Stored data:
┌────────

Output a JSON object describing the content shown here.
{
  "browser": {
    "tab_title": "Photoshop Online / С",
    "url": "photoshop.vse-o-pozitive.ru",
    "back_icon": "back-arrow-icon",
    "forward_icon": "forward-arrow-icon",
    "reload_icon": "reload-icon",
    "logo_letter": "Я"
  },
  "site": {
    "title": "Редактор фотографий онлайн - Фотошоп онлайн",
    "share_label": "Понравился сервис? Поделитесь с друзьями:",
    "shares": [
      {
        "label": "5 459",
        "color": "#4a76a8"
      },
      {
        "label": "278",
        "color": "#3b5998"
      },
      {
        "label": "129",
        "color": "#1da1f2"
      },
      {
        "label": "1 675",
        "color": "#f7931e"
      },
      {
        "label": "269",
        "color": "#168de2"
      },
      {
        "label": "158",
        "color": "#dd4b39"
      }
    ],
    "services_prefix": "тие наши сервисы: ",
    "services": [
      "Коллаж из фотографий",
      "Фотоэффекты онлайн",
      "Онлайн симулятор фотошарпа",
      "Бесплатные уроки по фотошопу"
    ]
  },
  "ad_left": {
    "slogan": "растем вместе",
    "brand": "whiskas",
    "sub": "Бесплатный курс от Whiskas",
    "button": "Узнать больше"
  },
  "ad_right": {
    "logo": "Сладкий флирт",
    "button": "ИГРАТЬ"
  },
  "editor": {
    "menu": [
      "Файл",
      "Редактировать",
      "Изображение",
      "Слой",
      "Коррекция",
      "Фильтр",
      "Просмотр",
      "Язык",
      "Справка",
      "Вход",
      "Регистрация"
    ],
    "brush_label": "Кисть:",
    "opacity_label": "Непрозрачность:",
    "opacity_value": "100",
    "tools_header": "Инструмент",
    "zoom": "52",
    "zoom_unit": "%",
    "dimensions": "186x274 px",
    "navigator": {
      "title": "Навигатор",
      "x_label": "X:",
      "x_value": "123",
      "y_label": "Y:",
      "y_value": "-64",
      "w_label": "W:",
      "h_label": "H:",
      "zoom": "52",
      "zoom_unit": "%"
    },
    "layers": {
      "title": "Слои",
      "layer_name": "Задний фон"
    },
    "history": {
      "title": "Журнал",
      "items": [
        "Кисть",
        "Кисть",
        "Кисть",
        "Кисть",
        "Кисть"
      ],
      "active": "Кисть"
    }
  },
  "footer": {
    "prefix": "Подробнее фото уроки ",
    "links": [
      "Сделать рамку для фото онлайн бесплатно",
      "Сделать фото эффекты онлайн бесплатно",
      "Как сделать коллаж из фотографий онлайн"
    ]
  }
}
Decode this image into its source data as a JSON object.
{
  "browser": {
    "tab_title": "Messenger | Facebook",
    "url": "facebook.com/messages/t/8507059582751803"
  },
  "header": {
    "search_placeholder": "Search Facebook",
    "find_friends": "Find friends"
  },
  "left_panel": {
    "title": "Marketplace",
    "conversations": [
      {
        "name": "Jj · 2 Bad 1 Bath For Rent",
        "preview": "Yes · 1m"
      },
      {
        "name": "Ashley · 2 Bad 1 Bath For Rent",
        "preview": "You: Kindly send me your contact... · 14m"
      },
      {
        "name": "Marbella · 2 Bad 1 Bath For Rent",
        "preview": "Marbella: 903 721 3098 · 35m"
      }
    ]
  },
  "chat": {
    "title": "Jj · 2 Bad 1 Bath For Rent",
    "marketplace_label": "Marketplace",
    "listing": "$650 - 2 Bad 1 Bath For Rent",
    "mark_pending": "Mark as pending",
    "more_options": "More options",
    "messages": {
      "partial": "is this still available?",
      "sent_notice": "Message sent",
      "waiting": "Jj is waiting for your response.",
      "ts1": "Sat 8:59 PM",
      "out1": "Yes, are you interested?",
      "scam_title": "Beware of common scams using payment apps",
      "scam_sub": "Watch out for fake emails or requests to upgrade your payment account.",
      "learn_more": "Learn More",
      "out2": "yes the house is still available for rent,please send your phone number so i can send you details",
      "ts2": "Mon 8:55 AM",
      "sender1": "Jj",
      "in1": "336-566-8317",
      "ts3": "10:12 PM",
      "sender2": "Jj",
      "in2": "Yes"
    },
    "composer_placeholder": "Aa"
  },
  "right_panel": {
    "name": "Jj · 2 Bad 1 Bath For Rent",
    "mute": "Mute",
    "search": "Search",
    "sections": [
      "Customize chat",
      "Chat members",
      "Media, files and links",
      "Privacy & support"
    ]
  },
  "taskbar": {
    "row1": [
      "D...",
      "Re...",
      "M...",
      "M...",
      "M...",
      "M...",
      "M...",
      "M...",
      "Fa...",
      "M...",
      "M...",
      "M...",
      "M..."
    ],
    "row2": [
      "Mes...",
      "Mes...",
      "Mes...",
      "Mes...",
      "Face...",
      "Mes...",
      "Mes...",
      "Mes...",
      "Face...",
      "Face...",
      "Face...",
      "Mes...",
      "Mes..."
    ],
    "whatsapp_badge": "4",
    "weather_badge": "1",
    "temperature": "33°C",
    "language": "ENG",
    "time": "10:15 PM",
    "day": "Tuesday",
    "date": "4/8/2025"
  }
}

└────────

§ Given request
Count how many lines above carry the word "available". Only the number is required.

§ Response
2